* [Sumber]:
Muhasabah Secara Etimologis
Secara etimologis muhasabah adalah bentuk mashdar (bentuk dasar) dari kata hasaba-yuhasibu yang kata dasarnya hasaba-yahsibu atau yahsubu yang berarti menghitung. Sedangkan menurut Ahmad Warson Munawir dalam Al-Munawir Kamus Arab-Indonesia, muhasabah adalah perhitungan atau introspeksi.
Kata-kata Arab Muhasabah berasal dari satu akar yang menyangkup konsep-konsep seperti menata perhitungan, mengundang (seseorang) untuk melakukan perhitungan, menggenapkan (dengan seseorang) dan menetapkan (seseorang untuk) bertanggung jawab.
Muhasabah adalah introspeksi, mawas, atau meneliti diri. Yakni menghitung-hitung perbuatan pada tiap tahun, tiap bulan, tiap hari, bahkan setiap saat. Oleh karena itu muhasabah tidak harus dilakukan pada akhir tahun atau akhir bulan. Namun perlu juga dilakukan setiap hari, bahkan setiap saat.
Konsep Muhasabah, dalam al-Qur‟an terdapat dalam Surat (Al-Hasyr: 18-19) yang berbunyi; “Hai orang-orang yang beriman, bertakwalah kepada Allah dan hendaklah setiap diri memperhatikan apa yang telah diperbuatnya untuk esok (hari akhirat) dan bertakwalah kepada Allah. Sesungguhnya Allah Maha Mengetahui apa yang kamu kerjakan. Dan janganlah kamu seperti orang-orang yang lupa kepada Allah, lalu Allah menjadikan mereka lupa kepada diri mereka sendiri. Mereka itulah orang-orang yang fasik." (QS. Al-Hasyr: 18-19).
Ini adalah isyarat dari al-muhasabah kepada segala amal perbuatan yang telah berlalu. Karena itulah Umar r.a. berkata, ”adakanlah al-muhasabah kepada dirimu sendiri, sebelum kamu diadakan orang akan al-muhasabah dan timbangkanlah akan dirimu itu sebelum kamu ditimbangkan orang lain.”
Muhasabah juga disebutkan dalam banyak hadist, salah satu sabda Rasulullah yaitu: "Diriwayatkan dari Umar bin Khattab, Nabi bersabda: Hisablah dirimu sebelum kamu dihisab, dan hiasilah dirimu sekalian (dengan amal shaleh), karena adanya sesuatu yang lebih luas dan besar, dan sesuatu yang meringankan hisab di hari kiamat yaitu orang-orang yang bermuhasabah atas dirinya ketika di dunia." (H.R. Tirmidzi).

* [Tugas yang Dikerjakan]:
[1] Terjemahkan kalimat "Muhasabah adalah introspeksi, mawas, atau meneliti diri." dari teks tentang muhasabah ke dalam bahasa Inggris.
[2] Tukar "y-tick-label" dengan "y-axis-tick" pada baris-baris data mulai dari awal data sampai baris yang memuat "x-tick-label: 03/04/2024 bbox=[364, 459, 467, 562]", termasuk baris itu. Tuliskan kembali baris-baris tersebut saja dan biarkan bagian lainnya tidak berubah.
Teks tentang muhasabah ini tidak berkaitan dengan data mana pun.

* [Data yang Diberikan]:

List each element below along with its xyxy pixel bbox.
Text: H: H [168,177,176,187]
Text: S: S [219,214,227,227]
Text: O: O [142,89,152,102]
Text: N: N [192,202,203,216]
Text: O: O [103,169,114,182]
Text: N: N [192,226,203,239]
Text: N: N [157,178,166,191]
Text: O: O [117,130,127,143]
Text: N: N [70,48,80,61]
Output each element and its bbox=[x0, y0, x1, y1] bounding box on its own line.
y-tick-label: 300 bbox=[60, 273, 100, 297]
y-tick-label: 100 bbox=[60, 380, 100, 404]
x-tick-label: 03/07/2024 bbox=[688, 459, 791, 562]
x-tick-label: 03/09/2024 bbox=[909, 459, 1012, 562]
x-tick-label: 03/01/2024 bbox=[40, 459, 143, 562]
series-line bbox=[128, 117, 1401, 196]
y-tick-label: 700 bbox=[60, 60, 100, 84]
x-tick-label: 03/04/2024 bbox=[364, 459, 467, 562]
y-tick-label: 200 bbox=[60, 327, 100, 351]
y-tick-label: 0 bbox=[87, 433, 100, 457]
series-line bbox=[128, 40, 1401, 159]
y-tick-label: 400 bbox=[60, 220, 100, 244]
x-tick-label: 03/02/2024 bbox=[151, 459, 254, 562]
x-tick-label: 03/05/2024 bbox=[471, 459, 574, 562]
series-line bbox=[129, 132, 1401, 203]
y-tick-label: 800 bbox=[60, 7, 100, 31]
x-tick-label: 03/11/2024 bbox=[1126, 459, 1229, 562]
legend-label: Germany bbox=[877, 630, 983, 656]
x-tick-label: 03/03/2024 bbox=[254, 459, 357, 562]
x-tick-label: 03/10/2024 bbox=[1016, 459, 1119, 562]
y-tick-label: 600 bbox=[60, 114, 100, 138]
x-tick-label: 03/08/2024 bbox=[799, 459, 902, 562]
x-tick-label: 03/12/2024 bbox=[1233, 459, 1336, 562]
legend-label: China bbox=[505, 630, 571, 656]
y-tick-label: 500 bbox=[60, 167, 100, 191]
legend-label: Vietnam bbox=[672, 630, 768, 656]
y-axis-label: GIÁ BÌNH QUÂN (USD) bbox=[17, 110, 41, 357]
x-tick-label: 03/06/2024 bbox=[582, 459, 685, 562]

* [Jawaban Tugas]:
[1] Muhasabah is introspection, self-vigilance, or self-examination.

[2]
List each element below along with its xyxy pixel bbox.
Text: H: H [168,177,176,187]
Text: S: S [219,214,227,227]
Text: O: O [142,89,152,102]
Text: N: N [192,202,203,216]
Text: O: O [103,169,114,182]
Text: N: N [192,226,203,239]
Text: N: N [157,178,166,191]
Text: O: O [117,130,127,143]
Text: N: N [70,48,80,61]
Output each element and its bbox=[x0, y0, x1, y1] bounding box on its own line.
y-axis-tick: 300 bbox=[60, 273, 100, 297]
y-axis-tick: 100 bbox=[60, 380, 100, 404]
x-tick-label: 03/07/2024 bbox=[688, 459, 791, 562]
x-tick-label: 03/09/2024 bbox=[909, 459, 1012, 562]
x-tick-label: 03/01/2024 bbox=[40, 459, 143, 562]
series-line bbox=[128, 117, 1401, 196]
y-axis-tick: 700 bbox=[60, 60, 100, 84]
x-tick-label: 03/04/2024 bbox=[364, 459, 467, 562]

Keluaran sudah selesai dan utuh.